## What to work on:
Draw out every line with the word "output" from the listing below.

## Entries provided:
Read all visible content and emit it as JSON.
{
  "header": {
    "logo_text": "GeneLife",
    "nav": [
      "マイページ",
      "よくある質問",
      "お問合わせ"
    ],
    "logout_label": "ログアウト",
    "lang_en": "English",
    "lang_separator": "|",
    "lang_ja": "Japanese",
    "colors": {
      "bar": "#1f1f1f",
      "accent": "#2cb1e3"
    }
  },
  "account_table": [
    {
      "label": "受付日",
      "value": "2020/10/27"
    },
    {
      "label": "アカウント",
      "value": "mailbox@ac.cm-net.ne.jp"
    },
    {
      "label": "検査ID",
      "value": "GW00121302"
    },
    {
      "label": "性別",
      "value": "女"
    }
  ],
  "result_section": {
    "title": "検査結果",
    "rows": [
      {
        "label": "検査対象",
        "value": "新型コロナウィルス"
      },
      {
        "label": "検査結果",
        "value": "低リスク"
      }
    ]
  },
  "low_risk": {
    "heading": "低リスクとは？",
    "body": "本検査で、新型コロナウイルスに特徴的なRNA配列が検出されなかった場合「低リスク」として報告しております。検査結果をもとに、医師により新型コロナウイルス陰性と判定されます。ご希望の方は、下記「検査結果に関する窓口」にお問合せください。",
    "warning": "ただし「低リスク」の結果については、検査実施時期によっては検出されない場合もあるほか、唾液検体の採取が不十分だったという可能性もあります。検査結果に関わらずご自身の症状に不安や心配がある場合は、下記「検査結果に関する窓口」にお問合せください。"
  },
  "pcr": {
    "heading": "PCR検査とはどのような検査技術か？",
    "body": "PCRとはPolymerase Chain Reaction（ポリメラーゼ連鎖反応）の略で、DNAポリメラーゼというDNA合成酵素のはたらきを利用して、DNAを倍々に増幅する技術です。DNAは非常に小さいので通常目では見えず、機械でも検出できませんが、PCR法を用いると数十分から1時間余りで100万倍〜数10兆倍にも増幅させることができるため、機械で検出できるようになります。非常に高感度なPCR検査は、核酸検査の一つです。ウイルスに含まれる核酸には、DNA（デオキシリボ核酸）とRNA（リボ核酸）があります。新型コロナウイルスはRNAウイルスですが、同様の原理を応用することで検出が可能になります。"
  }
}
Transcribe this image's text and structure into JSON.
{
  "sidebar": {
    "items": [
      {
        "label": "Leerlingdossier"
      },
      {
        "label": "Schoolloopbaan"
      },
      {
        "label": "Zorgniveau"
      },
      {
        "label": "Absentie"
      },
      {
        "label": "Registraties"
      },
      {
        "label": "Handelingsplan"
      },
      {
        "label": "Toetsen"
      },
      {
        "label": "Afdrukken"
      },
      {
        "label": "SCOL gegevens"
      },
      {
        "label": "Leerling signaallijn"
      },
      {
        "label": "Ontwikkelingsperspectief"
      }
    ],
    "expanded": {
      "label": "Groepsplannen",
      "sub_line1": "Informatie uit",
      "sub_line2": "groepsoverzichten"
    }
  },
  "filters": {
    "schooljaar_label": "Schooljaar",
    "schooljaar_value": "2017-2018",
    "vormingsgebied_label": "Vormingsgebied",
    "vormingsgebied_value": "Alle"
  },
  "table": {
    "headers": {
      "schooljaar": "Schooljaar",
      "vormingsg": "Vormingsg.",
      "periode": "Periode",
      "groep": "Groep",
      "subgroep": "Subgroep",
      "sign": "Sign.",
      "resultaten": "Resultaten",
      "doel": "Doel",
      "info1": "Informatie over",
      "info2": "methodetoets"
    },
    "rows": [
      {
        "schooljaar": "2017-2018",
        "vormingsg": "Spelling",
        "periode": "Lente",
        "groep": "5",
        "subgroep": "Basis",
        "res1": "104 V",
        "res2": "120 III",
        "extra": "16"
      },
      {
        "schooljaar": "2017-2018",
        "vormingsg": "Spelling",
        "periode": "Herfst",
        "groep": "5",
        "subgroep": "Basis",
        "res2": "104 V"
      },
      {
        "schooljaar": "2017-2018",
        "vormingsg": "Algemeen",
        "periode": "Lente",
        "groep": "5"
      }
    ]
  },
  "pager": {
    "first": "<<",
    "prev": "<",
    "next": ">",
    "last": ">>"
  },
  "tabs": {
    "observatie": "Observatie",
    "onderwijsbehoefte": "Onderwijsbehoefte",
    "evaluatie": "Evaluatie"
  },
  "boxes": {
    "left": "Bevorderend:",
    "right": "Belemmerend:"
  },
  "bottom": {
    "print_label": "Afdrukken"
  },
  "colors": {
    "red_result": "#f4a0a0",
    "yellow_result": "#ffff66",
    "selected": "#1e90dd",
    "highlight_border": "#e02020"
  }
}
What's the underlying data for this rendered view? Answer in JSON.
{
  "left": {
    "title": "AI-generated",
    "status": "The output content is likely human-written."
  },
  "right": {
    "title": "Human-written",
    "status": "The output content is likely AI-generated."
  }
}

## Task solution:
    "status": "The output content is likely human-written."
    "status": "The output content is likely AI-generated."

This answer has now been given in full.